==== Data lines
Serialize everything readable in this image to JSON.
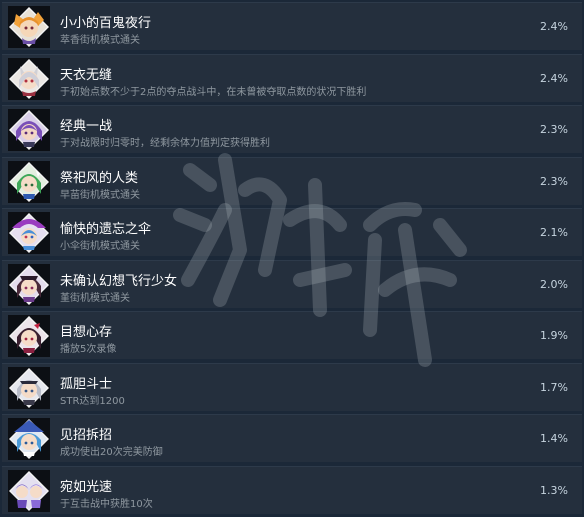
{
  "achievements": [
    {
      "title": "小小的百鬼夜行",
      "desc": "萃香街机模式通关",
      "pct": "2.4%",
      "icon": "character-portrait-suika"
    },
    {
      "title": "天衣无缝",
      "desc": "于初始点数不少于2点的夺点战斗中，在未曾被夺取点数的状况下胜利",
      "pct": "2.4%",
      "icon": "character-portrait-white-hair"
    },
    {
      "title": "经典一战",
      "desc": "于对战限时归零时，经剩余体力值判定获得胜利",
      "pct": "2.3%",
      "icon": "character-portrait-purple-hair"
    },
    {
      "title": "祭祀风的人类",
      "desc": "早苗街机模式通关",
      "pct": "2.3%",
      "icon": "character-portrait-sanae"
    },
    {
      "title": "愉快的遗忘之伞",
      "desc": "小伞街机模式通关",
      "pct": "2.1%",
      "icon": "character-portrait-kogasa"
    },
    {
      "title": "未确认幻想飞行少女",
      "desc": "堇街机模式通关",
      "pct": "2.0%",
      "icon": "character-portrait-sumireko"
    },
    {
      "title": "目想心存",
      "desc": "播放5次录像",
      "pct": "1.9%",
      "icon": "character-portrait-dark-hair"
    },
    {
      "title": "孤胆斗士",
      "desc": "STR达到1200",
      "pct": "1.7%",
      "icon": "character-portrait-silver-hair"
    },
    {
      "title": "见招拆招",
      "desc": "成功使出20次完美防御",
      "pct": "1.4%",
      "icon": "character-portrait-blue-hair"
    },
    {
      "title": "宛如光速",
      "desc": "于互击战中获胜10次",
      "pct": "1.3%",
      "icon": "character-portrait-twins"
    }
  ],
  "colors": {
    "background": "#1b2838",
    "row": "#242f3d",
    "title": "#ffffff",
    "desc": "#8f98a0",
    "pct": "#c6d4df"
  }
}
========
Set exercise:
Count the lines of the data that contain the string "icon", and reply with that number alone.

Task output:
10